• Request
Omit all pictures. Copy the rest of the material exactly.

──────

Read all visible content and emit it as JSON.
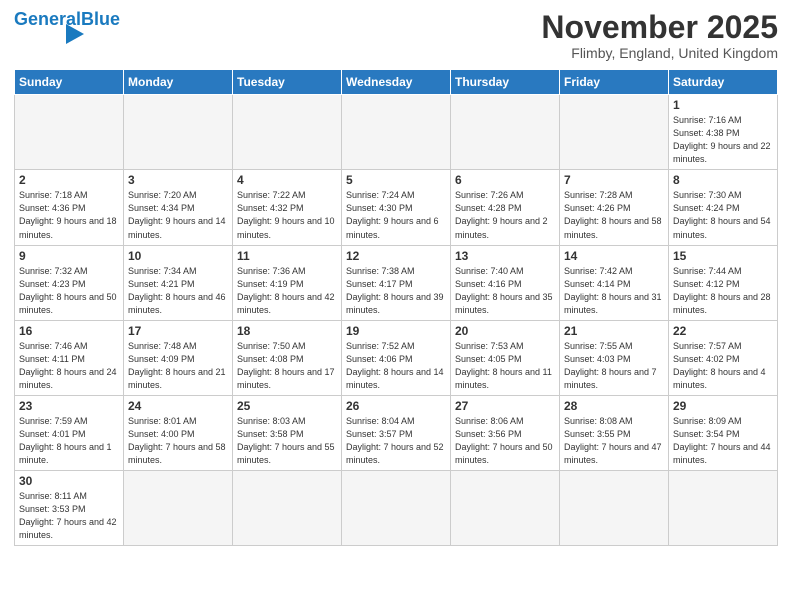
{
  "logo": {
    "text_general": "General",
    "text_blue": "Blue"
  },
  "header": {
    "title": "November 2025",
    "location": "Flimby, England, United Kingdom"
  },
  "weekdays": [
    "Sunday",
    "Monday",
    "Tuesday",
    "Wednesday",
    "Thursday",
    "Friday",
    "Saturday"
  ],
  "weeks": [
    [
      {
        "day": "",
        "info": ""
      },
      {
        "day": "",
        "info": ""
      },
      {
        "day": "",
        "info": ""
      },
      {
        "day": "",
        "info": ""
      },
      {
        "day": "",
        "info": ""
      },
      {
        "day": "",
        "info": ""
      },
      {
        "day": "1",
        "info": "Sunrise: 7:16 AM\nSunset: 4:38 PM\nDaylight: 9 hours\nand 22 minutes."
      }
    ],
    [
      {
        "day": "2",
        "info": "Sunrise: 7:18 AM\nSunset: 4:36 PM\nDaylight: 9 hours\nand 18 minutes."
      },
      {
        "day": "3",
        "info": "Sunrise: 7:20 AM\nSunset: 4:34 PM\nDaylight: 9 hours\nand 14 minutes."
      },
      {
        "day": "4",
        "info": "Sunrise: 7:22 AM\nSunset: 4:32 PM\nDaylight: 9 hours\nand 10 minutes."
      },
      {
        "day": "5",
        "info": "Sunrise: 7:24 AM\nSunset: 4:30 PM\nDaylight: 9 hours\nand 6 minutes."
      },
      {
        "day": "6",
        "info": "Sunrise: 7:26 AM\nSunset: 4:28 PM\nDaylight: 9 hours\nand 2 minutes."
      },
      {
        "day": "7",
        "info": "Sunrise: 7:28 AM\nSunset: 4:26 PM\nDaylight: 8 hours\nand 58 minutes."
      },
      {
        "day": "8",
        "info": "Sunrise: 7:30 AM\nSunset: 4:24 PM\nDaylight: 8 hours\nand 54 minutes."
      }
    ],
    [
      {
        "day": "9",
        "info": "Sunrise: 7:32 AM\nSunset: 4:23 PM\nDaylight: 8 hours\nand 50 minutes."
      },
      {
        "day": "10",
        "info": "Sunrise: 7:34 AM\nSunset: 4:21 PM\nDaylight: 8 hours\nand 46 minutes."
      },
      {
        "day": "11",
        "info": "Sunrise: 7:36 AM\nSunset: 4:19 PM\nDaylight: 8 hours\nand 42 minutes."
      },
      {
        "day": "12",
        "info": "Sunrise: 7:38 AM\nSunset: 4:17 PM\nDaylight: 8 hours\nand 39 minutes."
      },
      {
        "day": "13",
        "info": "Sunrise: 7:40 AM\nSunset: 4:16 PM\nDaylight: 8 hours\nand 35 minutes."
      },
      {
        "day": "14",
        "info": "Sunrise: 7:42 AM\nSunset: 4:14 PM\nDaylight: 8 hours\nand 31 minutes."
      },
      {
        "day": "15",
        "info": "Sunrise: 7:44 AM\nSunset: 4:12 PM\nDaylight: 8 hours\nand 28 minutes."
      }
    ],
    [
      {
        "day": "16",
        "info": "Sunrise: 7:46 AM\nSunset: 4:11 PM\nDaylight: 8 hours\nand 24 minutes."
      },
      {
        "day": "17",
        "info": "Sunrise: 7:48 AM\nSunset: 4:09 PM\nDaylight: 8 hours\nand 21 minutes."
      },
      {
        "day": "18",
        "info": "Sunrise: 7:50 AM\nSunset: 4:08 PM\nDaylight: 8 hours\nand 17 minutes."
      },
      {
        "day": "19",
        "info": "Sunrise: 7:52 AM\nSunset: 4:06 PM\nDaylight: 8 hours\nand 14 minutes."
      },
      {
        "day": "20",
        "info": "Sunrise: 7:53 AM\nSunset: 4:05 PM\nDaylight: 8 hours\nand 11 minutes."
      },
      {
        "day": "21",
        "info": "Sunrise: 7:55 AM\nSunset: 4:03 PM\nDaylight: 8 hours\nand 7 minutes."
      },
      {
        "day": "22",
        "info": "Sunrise: 7:57 AM\nSunset: 4:02 PM\nDaylight: 8 hours\nand 4 minutes."
      }
    ],
    [
      {
        "day": "23",
        "info": "Sunrise: 7:59 AM\nSunset: 4:01 PM\nDaylight: 8 hours\nand 1 minute."
      },
      {
        "day": "24",
        "info": "Sunrise: 8:01 AM\nSunset: 4:00 PM\nDaylight: 7 hours\nand 58 minutes."
      },
      {
        "day": "25",
        "info": "Sunrise: 8:03 AM\nSunset: 3:58 PM\nDaylight: 7 hours\nand 55 minutes."
      },
      {
        "day": "26",
        "info": "Sunrise: 8:04 AM\nSunset: 3:57 PM\nDaylight: 7 hours\nand 52 minutes."
      },
      {
        "day": "27",
        "info": "Sunrise: 8:06 AM\nSunset: 3:56 PM\nDaylight: 7 hours\nand 50 minutes."
      },
      {
        "day": "28",
        "info": "Sunrise: 8:08 AM\nSunset: 3:55 PM\nDaylight: 7 hours\nand 47 minutes."
      },
      {
        "day": "29",
        "info": "Sunrise: 8:09 AM\nSunset: 3:54 PM\nDaylight: 7 hours\nand 44 minutes."
      }
    ],
    [
      {
        "day": "30",
        "info": "Sunrise: 8:11 AM\nSunset: 3:53 PM\nDaylight: 7 hours\nand 42 minutes."
      },
      {
        "day": "",
        "info": ""
      },
      {
        "day": "",
        "info": ""
      },
      {
        "day": "",
        "info": ""
      },
      {
        "day": "",
        "info": ""
      },
      {
        "day": "",
        "info": ""
      },
      {
        "day": "",
        "info": ""
      }
    ]
  ]
}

──────

• Answer to this problem
Read all visible content and emit it as JSON.
{
  "logo": {
    "text_general": "General",
    "text_blue": "Blue"
  },
  "header": {
    "title": "November 2025",
    "location": "Flimby, England, United Kingdom"
  },
  "weekdays": [
    "Sunday",
    "Monday",
    "Tuesday",
    "Wednesday",
    "Thursday",
    "Friday",
    "Saturday"
  ],
  "weeks": [
    [
      {
        "day": "",
        "info": ""
      },
      {
        "day": "",
        "info": ""
      },
      {
        "day": "",
        "info": ""
      },
      {
        "day": "",
        "info": ""
      },
      {
        "day": "",
        "info": ""
      },
      {
        "day": "",
        "info": ""
      },
      {
        "day": "1",
        "info": "Sunrise: 7:16 AM\nSunset: 4:38 PM\nDaylight: 9 hours\nand 22 minutes."
      }
    ],
    [
      {
        "day": "2",
        "info": "Sunrise: 7:18 AM\nSunset: 4:36 PM\nDaylight: 9 hours\nand 18 minutes."
      },
      {
        "day": "3",
        "info": "Sunrise: 7:20 AM\nSunset: 4:34 PM\nDaylight: 9 hours\nand 14 minutes."
      },
      {
        "day": "4",
        "info": "Sunrise: 7:22 AM\nSunset: 4:32 PM\nDaylight: 9 hours\nand 10 minutes."
      },
      {
        "day": "5",
        "info": "Sunrise: 7:24 AM\nSunset: 4:30 PM\nDaylight: 9 hours\nand 6 minutes."
      },
      {
        "day": "6",
        "info": "Sunrise: 7:26 AM\nSunset: 4:28 PM\nDaylight: 9 hours\nand 2 minutes."
      },
      {
        "day": "7",
        "info": "Sunrise: 7:28 AM\nSunset: 4:26 PM\nDaylight: 8 hours\nand 58 minutes."
      },
      {
        "day": "8",
        "info": "Sunrise: 7:30 AM\nSunset: 4:24 PM\nDaylight: 8 hours\nand 54 minutes."
      }
    ],
    [
      {
        "day": "9",
        "info": "Sunrise: 7:32 AM\nSunset: 4:23 PM\nDaylight: 8 hours\nand 50 minutes."
      },
      {
        "day": "10",
        "info": "Sunrise: 7:34 AM\nSunset: 4:21 PM\nDaylight: 8 hours\nand 46 minutes."
      },
      {
        "day": "11",
        "info": "Sunrise: 7:36 AM\nSunset: 4:19 PM\nDaylight: 8 hours\nand 42 minutes."
      },
      {
        "day": "12",
        "info": "Sunrise: 7:38 AM\nSunset: 4:17 PM\nDaylight: 8 hours\nand 39 minutes."
      },
      {
        "day": "13",
        "info": "Sunrise: 7:40 AM\nSunset: 4:16 PM\nDaylight: 8 hours\nand 35 minutes."
      },
      {
        "day": "14",
        "info": "Sunrise: 7:42 AM\nSunset: 4:14 PM\nDaylight: 8 hours\nand 31 minutes."
      },
      {
        "day": "15",
        "info": "Sunrise: 7:44 AM\nSunset: 4:12 PM\nDaylight: 8 hours\nand 28 minutes."
      }
    ],
    [
      {
        "day": "16",
        "info": "Sunrise: 7:46 AM\nSunset: 4:11 PM\nDaylight: 8 hours\nand 24 minutes."
      },
      {
        "day": "17",
        "info": "Sunrise: 7:48 AM\nSunset: 4:09 PM\nDaylight: 8 hours\nand 21 minutes."
      },
      {
        "day": "18",
        "info": "Sunrise: 7:50 AM\nSunset: 4:08 PM\nDaylight: 8 hours\nand 17 minutes."
      },
      {
        "day": "19",
        "info": "Sunrise: 7:52 AM\nSunset: 4:06 PM\nDaylight: 8 hours\nand 14 minutes."
      },
      {
        "day": "20",
        "info": "Sunrise: 7:53 AM\nSunset: 4:05 PM\nDaylight: 8 hours\nand 11 minutes."
      },
      {
        "day": "21",
        "info": "Sunrise: 7:55 AM\nSunset: 4:03 PM\nDaylight: 8 hours\nand 7 minutes."
      },
      {
        "day": "22",
        "info": "Sunrise: 7:57 AM\nSunset: 4:02 PM\nDaylight: 8 hours\nand 4 minutes."
      }
    ],
    [
      {
        "day": "23",
        "info": "Sunrise: 7:59 AM\nSunset: 4:01 PM\nDaylight: 8 hours\nand 1 minute."
      },
      {
        "day": "24",
        "info": "Sunrise: 8:01 AM\nSunset: 4:00 PM\nDaylight: 7 hours\nand 58 minutes."
      },
      {
        "day": "25",
        "info": "Sunrise: 8:03 AM\nSunset: 3:58 PM\nDaylight: 7 hours\nand 55 minutes."
      },
      {
        "day": "26",
        "info": "Sunrise: 8:04 AM\nSunset: 3:57 PM\nDaylight: 7 hours\nand 52 minutes."
      },
      {
        "day": "27",
        "info": "Sunrise: 8:06 AM\nSunset: 3:56 PM\nDaylight: 7 hours\nand 50 minutes."
      },
      {
        "day": "28",
        "info": "Sunrise: 8:08 AM\nSunset: 3:55 PM\nDaylight: 7 hours\nand 47 minutes."
      },
      {
        "day": "29",
        "info": "Sunrise: 8:09 AM\nSunset: 3:54 PM\nDaylight: 7 hours\nand 44 minutes."
      }
    ],
    [
      {
        "day": "30",
        "info": "Sunrise: 8:11 AM\nSunset: 3:53 PM\nDaylight: 7 hours\nand 42 minutes."
      },
      {
        "day": "",
        "info": ""
      },
      {
        "day": "",
        "info": ""
      },
      {
        "day": "",
        "info": ""
      },
      {
        "day": "",
        "info": ""
      },
      {
        "day": "",
        "info": ""
      },
      {
        "day": "",
        "info": ""
      }
    ]
  ]
}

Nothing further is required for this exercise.